TASK DESCRIPTION:
Transcribe the records in full, keeping every character as it is.

Start of DATASET

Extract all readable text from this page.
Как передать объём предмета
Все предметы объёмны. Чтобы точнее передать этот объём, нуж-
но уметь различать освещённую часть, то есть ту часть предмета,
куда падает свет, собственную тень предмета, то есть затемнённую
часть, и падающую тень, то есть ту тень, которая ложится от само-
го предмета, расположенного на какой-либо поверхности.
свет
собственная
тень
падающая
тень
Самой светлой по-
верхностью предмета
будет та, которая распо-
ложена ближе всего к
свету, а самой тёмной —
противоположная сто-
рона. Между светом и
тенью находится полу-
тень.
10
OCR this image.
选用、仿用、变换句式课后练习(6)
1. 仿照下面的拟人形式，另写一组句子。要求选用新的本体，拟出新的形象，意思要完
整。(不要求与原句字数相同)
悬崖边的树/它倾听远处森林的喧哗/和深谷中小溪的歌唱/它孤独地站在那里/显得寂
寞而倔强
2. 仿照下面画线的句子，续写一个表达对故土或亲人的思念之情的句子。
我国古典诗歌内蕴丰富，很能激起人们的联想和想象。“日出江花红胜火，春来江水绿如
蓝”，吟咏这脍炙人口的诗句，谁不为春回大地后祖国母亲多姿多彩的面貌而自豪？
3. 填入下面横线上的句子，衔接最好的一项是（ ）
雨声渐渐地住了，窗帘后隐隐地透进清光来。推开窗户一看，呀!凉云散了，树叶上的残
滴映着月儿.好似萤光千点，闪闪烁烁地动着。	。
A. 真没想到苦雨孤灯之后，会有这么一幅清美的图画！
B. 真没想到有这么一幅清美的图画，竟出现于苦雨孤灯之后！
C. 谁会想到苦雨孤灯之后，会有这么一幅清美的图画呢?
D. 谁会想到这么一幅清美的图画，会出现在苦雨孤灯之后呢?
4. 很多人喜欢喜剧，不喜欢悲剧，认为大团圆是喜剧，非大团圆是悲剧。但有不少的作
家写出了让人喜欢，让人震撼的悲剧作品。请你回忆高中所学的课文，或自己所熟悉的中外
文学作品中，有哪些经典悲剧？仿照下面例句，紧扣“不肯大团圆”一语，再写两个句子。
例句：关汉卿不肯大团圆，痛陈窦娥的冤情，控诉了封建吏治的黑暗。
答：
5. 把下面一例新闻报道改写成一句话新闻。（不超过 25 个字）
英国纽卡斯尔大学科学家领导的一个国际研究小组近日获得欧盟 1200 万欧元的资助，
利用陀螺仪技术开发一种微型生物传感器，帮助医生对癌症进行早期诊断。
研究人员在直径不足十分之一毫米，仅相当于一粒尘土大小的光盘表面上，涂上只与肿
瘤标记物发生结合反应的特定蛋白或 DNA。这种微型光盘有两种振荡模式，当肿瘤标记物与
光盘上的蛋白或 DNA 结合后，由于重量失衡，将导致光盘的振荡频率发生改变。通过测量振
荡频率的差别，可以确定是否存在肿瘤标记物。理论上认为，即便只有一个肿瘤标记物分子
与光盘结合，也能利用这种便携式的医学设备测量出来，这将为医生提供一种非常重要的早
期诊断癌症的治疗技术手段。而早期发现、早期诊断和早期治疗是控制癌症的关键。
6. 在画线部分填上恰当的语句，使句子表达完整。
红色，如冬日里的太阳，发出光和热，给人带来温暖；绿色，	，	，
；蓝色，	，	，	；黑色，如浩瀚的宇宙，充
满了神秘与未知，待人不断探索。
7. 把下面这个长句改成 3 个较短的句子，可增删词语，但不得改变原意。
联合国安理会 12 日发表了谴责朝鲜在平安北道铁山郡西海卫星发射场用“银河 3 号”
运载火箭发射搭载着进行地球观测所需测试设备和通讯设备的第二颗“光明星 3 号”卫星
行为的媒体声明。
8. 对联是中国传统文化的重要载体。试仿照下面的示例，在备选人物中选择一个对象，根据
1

End of DATASET

SOLUTION FOR THIS EXERCISE:
Extract all readable text from this page.
Как передать объём предмета
Все предметы объёмны. Чтобы точнее передать этот объём, нуж-
но уметь различать освещённую часть, то есть ту часть предмета,
куда падает свет, собственную тень предмета, то есть затемнённую
часть, и падающую тень, то есть ту тень, которая ложится от само-
го предмета, расположенного на какой-либо поверхности.
свет
собственная
тень
падающая
тень
Самой светлой по-
верхностью предмета
будет та, которая распо-
ложена ближе всего к
свету, а самой тёмной —
противоположная сто-
рона. Между светом и
тенью находится полу-
тень.
10
OCR this image.
选用、仿用、变换句式课后练习(6)
1. 仿照下面的拟人形式，另写一组句子。要求选用新的本体，拟出新的形象，意思要完
整。(不要求与原句字数相同)
悬崖边的树/它倾听远处森林的喧哗/和深谷中小溪的歌唱/它孤独地站在那里/显得寂
寞而倔强
2. 仿照下面画线的句子，续写一个表达对故土或亲人的思念之情的句子。
我国古典诗歌内蕴丰富，很能激起人们的联想和想象。“日出江花红胜火，春来江水绿如
蓝”，吟咏这脍炙人口的诗句，谁不为春回大地后祖国母亲多姿多彩的面貌而自豪？
3. 填入下面横线上的句子，衔接最好的一项是（ ）
雨声渐渐地住了，窗帘后隐隐地透进清光来。推开窗户一看，呀!凉云散了，树叶上的残
滴映着月儿.好似萤光千点，闪闪烁烁地动着。	。
A. 真没想到苦雨孤灯之后，会有这么一幅清美的图画！
B. 真没想到有这么一幅清美的图画，竟出现于苦雨孤灯之后！
C. 谁会想到苦雨孤灯之后，会有这么一幅清美的图画呢?
D. 谁会想到这么一幅清美的图画，会出现在苦雨孤灯之后呢?
4. 很多人喜欢喜剧，不喜欢悲剧，认为大团圆是喜剧，非大团圆是悲剧。但有不少的作
家写出了让人喜欢，让人震撼的悲剧作品。请你回忆高中所学的课文，或自己所熟悉的中外
文学作品中，有哪些经典悲剧？仿照下面例句，紧扣“不肯大团圆”一语，再写两个句子。
例句：关汉卿不肯大团圆，痛陈窦娥的冤情，控诉了封建吏治的黑暗。
答：
5. 把下面一例新闻报道改写成一句话新闻。（不超过 25 个字）
英国纽卡斯尔大学科学家领导的一个国际研究小组近日获得欧盟 1200 万欧元的资助，
利用陀螺仪技术开发一种微型生物传感器，帮助医生对癌症进行早期诊断。
研究人员在直径不足十分之一毫米，仅相当于一粒尘土大小的光盘表面上，涂上只与肿
瘤标记物发生结合反应的特定蛋白或 DNA。这种微型光盘有两种振荡模式，当肿瘤标记物与
光盘上的蛋白或 DNA 结合后，由于重量失衡，将导致光盘的振荡频率发生改变。通过测量振
荡频率的差别，可以确定是否存在肿瘤标记物。理论上认为，即便只有一个肿瘤标记物分子
与光盘结合，也能利用这种便携式的医学设备测量出来，这将为医生提供一种非常重要的早
期诊断癌症的治疗技术手段。而早期发现、早期诊断和早期治疗是控制癌症的关键。
6. 在画线部分填上恰当的语句，使句子表达完整。
红色，如冬日里的太阳，发出光和热，给人带来温暖；绿色，	，	，
；蓝色，	，	，	；黑色，如浩瀚的宇宙，充
满了神秘与未知，待人不断探索。
7. 把下面这个长句改成 3 个较短的句子，可增删词语，但不得改变原意。
联合国安理会 12 日发表了谴责朝鲜在平安北道铁山郡西海卫星发射场用“银河 3 号”
运载火箭发射搭载着进行地球观测所需测试设备和通讯设备的第二颗“光明星 3 号”卫星
行为的媒体声明。
8. 对联是中国传统文化的重要载体。试仿照下面的示例，在备选人物中选择一个对象，根据
1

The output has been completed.